Task objective:
Print the data that follows exactly.

Exercise material:
------
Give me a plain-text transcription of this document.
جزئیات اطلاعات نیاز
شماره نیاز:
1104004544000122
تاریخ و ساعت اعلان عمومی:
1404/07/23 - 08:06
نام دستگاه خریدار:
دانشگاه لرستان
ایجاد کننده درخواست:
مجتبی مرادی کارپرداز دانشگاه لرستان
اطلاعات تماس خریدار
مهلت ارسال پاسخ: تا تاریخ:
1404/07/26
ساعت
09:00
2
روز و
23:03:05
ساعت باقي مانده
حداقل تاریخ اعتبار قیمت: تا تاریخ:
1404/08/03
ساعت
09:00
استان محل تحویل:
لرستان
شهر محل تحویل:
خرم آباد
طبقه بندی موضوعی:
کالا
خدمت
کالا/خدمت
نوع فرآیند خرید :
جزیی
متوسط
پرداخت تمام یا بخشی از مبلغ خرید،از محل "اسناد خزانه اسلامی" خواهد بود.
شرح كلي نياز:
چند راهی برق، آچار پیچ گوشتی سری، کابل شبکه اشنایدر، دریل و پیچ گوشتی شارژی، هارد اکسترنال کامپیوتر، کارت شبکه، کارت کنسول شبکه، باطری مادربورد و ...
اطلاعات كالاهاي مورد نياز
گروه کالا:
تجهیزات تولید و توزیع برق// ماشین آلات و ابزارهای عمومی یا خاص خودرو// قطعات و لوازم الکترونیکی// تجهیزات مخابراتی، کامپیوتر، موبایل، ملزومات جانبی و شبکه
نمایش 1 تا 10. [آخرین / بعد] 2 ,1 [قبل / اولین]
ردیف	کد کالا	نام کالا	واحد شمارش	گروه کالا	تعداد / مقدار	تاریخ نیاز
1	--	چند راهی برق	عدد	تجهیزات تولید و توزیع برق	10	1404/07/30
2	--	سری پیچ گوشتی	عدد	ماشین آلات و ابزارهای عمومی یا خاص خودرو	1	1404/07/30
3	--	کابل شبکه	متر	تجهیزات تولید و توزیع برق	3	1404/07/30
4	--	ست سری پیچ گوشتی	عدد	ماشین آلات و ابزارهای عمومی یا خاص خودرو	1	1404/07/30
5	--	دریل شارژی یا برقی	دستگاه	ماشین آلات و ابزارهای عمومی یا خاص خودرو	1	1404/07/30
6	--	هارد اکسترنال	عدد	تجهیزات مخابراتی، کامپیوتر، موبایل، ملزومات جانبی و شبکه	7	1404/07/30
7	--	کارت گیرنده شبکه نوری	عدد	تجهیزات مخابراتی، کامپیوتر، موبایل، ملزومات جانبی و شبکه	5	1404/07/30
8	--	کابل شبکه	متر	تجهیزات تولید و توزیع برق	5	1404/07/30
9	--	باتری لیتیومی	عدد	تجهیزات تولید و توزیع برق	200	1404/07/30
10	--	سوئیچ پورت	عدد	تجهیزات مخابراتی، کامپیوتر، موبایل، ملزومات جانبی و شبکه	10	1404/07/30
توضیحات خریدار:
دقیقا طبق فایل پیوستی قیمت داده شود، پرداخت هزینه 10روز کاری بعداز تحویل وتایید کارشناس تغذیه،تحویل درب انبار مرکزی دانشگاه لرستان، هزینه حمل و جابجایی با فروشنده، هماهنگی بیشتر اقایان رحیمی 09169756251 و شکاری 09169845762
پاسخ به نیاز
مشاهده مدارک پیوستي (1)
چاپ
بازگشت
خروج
------
Solution below:
Give me a plain-text transcription of this document.
جزئیات اطلاعات نیاز
شماره نیاز:
1104004544000122
تاریخ و ساعت اعلان عمومی:
1404/07/23 - 08:06
نام دستگاه خریدار:
دانشگاه لرستان
ایجاد کننده درخواست:
مجتبی مرادی کارپرداز دانشگاه لرستان
اطلاعات تماس خریدار
مهلت ارسال پاسخ: تا تاریخ:
1404/07/26
ساعت
09:00
2
روز و
23:03:05
ساعت باقي مانده
حداقل تاریخ اعتبار قیمت: تا تاریخ:
1404/08/03
ساعت
09:00
استان محل تحویل:
لرستان
شهر محل تحویل:
خرم آباد
طبقه بندی موضوعی:
کالا
خدمت
کالا/خدمت
نوع فرآیند خرید :
جزیی
متوسط
پرداخت تمام یا بخشی از مبلغ خرید،از محل "اسناد خزانه اسلامی" خواهد بود.
شرح كلي نياز:
چند راهی برق، آچار پیچ گوشتی سری، کابل شبکه اشنایدر، دریل و پیچ گوشتی شارژی، هارد اکسترنال کامپیوتر، کارت شبکه، کارت کنسول شبکه، باطری مادربورد و ...
اطلاعات كالاهاي مورد نياز
گروه کالا:
تجهیزات تولید و توزیع برق// ماشین آلات و ابزارهای عمومی یا خاص خودرو// قطعات و لوازم الکترونیکی// تجهیزات مخابراتی، کامپیوتر، موبایل، ملزومات جانبی و شبکه
نمایش 1 تا 10. [آخرین / بعد] 2 ,1 [قبل / اولین]
ردیف	کد کالا	نام کالا	واحد شمارش	گروه کالا	تعداد / مقدار	تاریخ نیاز
1	--	چند راهی برق	عدد	تجهیزات تولید و توزیع برق	10	1404/07/30
2	--	سری پیچ گوشتی	عدد	ماشین آلات و ابزارهای عمومی یا خاص خودرو	1	1404/07/30
3	--	کابل شبکه	متر	تجهیزات تولید و توزیع برق	3	1404/07/30
4	--	ست سری پیچ گوشتی	عدد	ماشین آلات و ابزارهای عمومی یا خاص خودرو	1	1404/07/30
5	--	دریل شارژی یا برقی	دستگاه	ماشین آلات و ابزارهای عمومی یا خاص خودرو	1	1404/07/30
6	--	هارد اکسترنال	عدد	تجهیزات مخابراتی، کامپیوتر، موبایل، ملزومات جانبی و شبکه	7	1404/07/30
7	--	کارت گیرنده شبکه نوری	عدد	تجهیزات مخابراتی، کامپیوتر، موبایل، ملزومات جانبی و شبکه	5	1404/07/30
8	--	کابل شبکه	متر	تجهیزات تولید و توزیع برق	5	1404/07/30
9	--	باتری لیتیومی	عدد	تجهیزات تولید و توزیع برق	200	1404/07/30
10	--	سوئیچ پورت	عدد	تجهیزات مخابراتی، کامپیوتر، موبایل، ملزومات جانبی و شبکه	10	1404/07/30
توضیحات خریدار:
دقیقا طبق فایل پیوستی قیمت داده شود، پرداخت هزینه 10روز کاری بعداز تحویل وتایید کارشناس تغذیه،تحویل درب انبار مرکزی دانشگاه لرستان، هزینه حمل و جابجایی با فروشنده، هماهنگی بیشتر اقایان رحیمی 09169756251 و شکاری 09169845762
پاسخ به نیاز
مشاهده مدارک پیوستي (1)
چاپ
بازگشت
خروج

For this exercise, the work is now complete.